Stated exercise:
Count every line where "page" shows up, and give that number only.

####################

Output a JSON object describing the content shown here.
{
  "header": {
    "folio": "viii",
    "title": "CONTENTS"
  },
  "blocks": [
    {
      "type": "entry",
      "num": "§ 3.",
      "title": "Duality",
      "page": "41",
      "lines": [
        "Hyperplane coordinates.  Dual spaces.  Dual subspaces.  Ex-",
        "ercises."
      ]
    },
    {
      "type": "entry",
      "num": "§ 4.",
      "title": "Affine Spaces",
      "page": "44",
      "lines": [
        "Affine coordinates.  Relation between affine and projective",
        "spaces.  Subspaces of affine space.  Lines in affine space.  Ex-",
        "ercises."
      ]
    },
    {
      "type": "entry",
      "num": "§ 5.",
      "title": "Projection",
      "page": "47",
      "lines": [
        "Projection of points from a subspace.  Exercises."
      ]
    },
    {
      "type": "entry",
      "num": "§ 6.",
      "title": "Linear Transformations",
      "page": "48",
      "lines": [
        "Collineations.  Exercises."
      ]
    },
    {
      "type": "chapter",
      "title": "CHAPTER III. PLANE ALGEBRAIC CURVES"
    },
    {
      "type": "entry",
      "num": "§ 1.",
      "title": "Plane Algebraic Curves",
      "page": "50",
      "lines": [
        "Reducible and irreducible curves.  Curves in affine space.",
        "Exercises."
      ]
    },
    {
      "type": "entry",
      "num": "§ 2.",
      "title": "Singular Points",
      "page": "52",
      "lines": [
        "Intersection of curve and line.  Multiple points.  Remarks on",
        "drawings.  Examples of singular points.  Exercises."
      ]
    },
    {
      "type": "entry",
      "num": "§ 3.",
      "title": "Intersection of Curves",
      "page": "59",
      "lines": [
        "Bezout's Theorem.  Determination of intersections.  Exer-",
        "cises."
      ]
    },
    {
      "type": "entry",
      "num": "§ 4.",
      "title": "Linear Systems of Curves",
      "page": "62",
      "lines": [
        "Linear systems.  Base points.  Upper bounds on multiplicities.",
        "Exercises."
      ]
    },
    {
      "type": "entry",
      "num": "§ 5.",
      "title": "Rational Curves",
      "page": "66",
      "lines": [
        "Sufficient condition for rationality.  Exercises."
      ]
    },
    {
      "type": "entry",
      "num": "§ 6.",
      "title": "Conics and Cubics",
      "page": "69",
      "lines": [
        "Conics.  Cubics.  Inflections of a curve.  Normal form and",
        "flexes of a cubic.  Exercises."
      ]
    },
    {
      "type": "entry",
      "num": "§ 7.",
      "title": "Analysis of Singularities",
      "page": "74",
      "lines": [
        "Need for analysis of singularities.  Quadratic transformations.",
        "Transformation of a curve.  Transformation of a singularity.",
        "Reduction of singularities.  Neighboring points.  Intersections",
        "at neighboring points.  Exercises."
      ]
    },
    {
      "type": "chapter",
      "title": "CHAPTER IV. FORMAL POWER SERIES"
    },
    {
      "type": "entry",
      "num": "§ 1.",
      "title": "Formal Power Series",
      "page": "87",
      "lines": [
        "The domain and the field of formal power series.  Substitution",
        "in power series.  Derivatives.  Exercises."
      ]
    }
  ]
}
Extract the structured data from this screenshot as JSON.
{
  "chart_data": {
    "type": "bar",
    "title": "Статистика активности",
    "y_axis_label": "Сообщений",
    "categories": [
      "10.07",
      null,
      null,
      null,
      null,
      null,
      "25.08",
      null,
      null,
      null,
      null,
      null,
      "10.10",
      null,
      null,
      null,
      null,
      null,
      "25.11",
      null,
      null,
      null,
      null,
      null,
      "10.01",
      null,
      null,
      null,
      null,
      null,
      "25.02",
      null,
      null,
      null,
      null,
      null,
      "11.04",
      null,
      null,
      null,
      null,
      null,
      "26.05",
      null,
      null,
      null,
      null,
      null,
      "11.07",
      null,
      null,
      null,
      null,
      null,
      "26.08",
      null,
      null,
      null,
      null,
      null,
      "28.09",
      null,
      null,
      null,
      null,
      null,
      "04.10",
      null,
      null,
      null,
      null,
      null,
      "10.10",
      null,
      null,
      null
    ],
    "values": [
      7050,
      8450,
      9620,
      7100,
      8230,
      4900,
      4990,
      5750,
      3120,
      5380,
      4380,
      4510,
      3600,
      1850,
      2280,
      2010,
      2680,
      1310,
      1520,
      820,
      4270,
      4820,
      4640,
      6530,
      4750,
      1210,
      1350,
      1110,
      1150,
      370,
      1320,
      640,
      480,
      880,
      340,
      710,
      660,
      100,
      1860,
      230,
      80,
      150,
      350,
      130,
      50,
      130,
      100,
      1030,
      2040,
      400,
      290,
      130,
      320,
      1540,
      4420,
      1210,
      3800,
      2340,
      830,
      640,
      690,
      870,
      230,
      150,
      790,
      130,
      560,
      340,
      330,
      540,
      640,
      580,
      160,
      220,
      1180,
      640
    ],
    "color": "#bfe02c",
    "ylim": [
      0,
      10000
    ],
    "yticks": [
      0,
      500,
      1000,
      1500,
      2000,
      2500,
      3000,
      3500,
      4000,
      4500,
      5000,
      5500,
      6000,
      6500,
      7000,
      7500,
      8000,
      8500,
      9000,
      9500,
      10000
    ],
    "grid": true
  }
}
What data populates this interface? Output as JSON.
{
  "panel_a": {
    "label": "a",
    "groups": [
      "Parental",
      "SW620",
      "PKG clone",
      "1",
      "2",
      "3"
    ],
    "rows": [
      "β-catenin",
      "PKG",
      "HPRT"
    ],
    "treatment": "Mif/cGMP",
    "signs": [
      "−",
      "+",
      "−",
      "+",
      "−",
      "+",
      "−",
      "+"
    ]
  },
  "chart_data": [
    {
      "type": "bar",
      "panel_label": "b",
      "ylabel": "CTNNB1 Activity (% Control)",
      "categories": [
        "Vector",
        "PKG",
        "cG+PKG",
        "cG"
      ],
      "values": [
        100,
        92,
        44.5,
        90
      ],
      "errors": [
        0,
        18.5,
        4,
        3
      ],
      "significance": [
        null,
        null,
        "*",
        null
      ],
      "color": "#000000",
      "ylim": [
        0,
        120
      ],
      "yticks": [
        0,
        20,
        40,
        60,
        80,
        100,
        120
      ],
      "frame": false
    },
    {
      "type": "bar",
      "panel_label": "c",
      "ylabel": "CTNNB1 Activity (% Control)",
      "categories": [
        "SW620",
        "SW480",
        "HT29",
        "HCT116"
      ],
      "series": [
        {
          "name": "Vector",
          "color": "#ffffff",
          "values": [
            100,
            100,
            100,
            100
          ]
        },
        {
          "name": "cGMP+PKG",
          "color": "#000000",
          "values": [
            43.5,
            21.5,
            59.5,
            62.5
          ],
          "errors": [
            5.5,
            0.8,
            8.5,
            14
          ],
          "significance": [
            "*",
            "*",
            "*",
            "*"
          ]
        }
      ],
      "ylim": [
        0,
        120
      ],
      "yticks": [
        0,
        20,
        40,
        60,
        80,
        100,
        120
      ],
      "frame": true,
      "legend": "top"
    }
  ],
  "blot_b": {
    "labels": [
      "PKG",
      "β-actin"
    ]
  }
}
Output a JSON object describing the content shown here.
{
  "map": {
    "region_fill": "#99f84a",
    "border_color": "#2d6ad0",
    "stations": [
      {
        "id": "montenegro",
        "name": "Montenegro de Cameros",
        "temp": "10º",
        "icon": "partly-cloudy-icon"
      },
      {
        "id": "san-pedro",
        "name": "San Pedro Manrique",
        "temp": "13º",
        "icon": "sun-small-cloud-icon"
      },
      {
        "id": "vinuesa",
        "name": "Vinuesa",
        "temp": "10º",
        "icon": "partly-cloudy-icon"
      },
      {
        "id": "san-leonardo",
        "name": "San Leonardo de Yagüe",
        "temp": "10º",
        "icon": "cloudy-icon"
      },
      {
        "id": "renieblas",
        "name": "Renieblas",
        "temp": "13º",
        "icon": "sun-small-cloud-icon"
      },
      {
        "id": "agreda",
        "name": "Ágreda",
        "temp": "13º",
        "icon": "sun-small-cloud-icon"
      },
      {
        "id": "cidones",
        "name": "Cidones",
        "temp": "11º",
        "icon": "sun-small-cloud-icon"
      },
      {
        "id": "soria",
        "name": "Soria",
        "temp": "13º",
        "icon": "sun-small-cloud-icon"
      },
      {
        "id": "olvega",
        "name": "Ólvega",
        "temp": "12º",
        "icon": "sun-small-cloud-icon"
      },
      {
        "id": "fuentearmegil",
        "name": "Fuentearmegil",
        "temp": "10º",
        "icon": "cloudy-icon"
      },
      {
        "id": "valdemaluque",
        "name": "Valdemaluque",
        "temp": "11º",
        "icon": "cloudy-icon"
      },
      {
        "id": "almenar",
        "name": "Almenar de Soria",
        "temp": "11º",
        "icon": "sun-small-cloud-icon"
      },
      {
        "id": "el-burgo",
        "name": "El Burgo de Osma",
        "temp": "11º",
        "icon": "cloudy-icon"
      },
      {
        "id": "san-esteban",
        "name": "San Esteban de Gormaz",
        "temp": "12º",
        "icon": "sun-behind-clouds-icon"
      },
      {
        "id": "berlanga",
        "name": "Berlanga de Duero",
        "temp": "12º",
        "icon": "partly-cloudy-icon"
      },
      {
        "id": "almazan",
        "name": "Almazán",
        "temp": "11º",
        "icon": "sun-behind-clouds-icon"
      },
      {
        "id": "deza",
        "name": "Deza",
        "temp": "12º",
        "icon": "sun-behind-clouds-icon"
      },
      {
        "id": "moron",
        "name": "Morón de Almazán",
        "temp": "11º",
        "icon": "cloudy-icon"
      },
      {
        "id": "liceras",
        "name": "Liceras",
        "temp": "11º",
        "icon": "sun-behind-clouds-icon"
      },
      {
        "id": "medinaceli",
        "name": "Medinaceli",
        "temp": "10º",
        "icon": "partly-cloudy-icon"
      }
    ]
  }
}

####################

Answer to the task:
12